Retype all material exactly. Pictures stay out of the copy.

—————

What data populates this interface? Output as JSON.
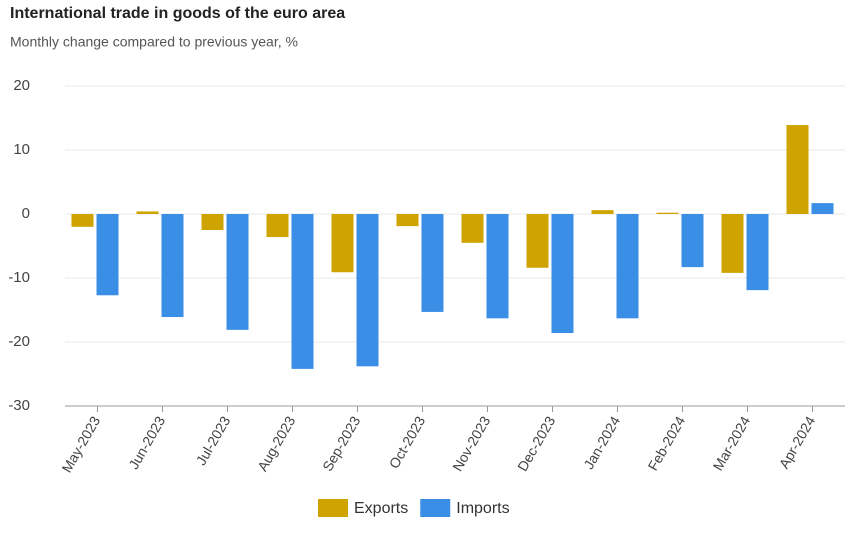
{
  "chart_data": {
    "type": "bar",
    "title": "International trade in goods of the euro area",
    "subtitle": "Monthly change compared to previous year, %",
    "categories": [
      "May-2023",
      "Jun-2023",
      "Jul-2023",
      "Aug-2023",
      "Sep-2023",
      "Oct-2023",
      "Nov-2023",
      "Dec-2023",
      "Jan-2024",
      "Feb-2024",
      "Mar-2024",
      "Apr-2024"
    ],
    "series": [
      {
        "name": "Exports",
        "color": "#cfa300",
        "values": [
          -2.0,
          0.4,
          -2.5,
          -3.6,
          -9.1,
          -1.9,
          -4.5,
          -8.4,
          0.6,
          0.2,
          -9.2,
          13.9
        ]
      },
      {
        "name": "Imports",
        "color": "#3a8ee6",
        "values": [
          -12.7,
          -16.1,
          -18.1,
          -24.2,
          -23.8,
          -15.3,
          -16.3,
          -18.6,
          -16.3,
          -8.3,
          -11.9,
          1.7
        ]
      }
    ],
    "ylim": [
      -30,
      20
    ],
    "yticks": [
      -30,
      -20,
      -10,
      0,
      10,
      20
    ],
    "grid": true,
    "legend": "bottom"
  }
}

—————

- REPLY TO THE TASK:
What data populates this interface? Output as JSON.
{
  "chart_data": {
    "type": "bar",
    "title": "International trade in goods of the euro area",
    "subtitle": "Monthly change compared to previous year, %",
    "categories": [
      "May-2023",
      "Jun-2023",
      "Jul-2023",
      "Aug-2023",
      "Sep-2023",
      "Oct-2023",
      "Nov-2023",
      "Dec-2023",
      "Jan-2024",
      "Feb-2024",
      "Mar-2024",
      "Apr-2024"
    ],
    "series": [
      {
        "name": "Exports",
        "color": "#cfa300",
        "values": [
          -2.0,
          0.4,
          -2.5,
          -3.6,
          -9.1,
          -1.9,
          -4.5,
          -8.4,
          0.6,
          0.2,
          -9.2,
          13.9
        ]
      },
      {
        "name": "Imports",
        "color": "#3a8ee6",
        "values": [
          -12.7,
          -16.1,
          -18.1,
          -24.2,
          -23.8,
          -15.3,
          -16.3,
          -18.6,
          -16.3,
          -8.3,
          -11.9,
          1.7
        ]
      }
    ],
    "ylim": [
      -30,
      20
    ],
    "yticks": [
      -30,
      -20,
      -10,
      0,
      10,
      20
    ],
    "grid": true,
    "legend": "bottom"
  }
}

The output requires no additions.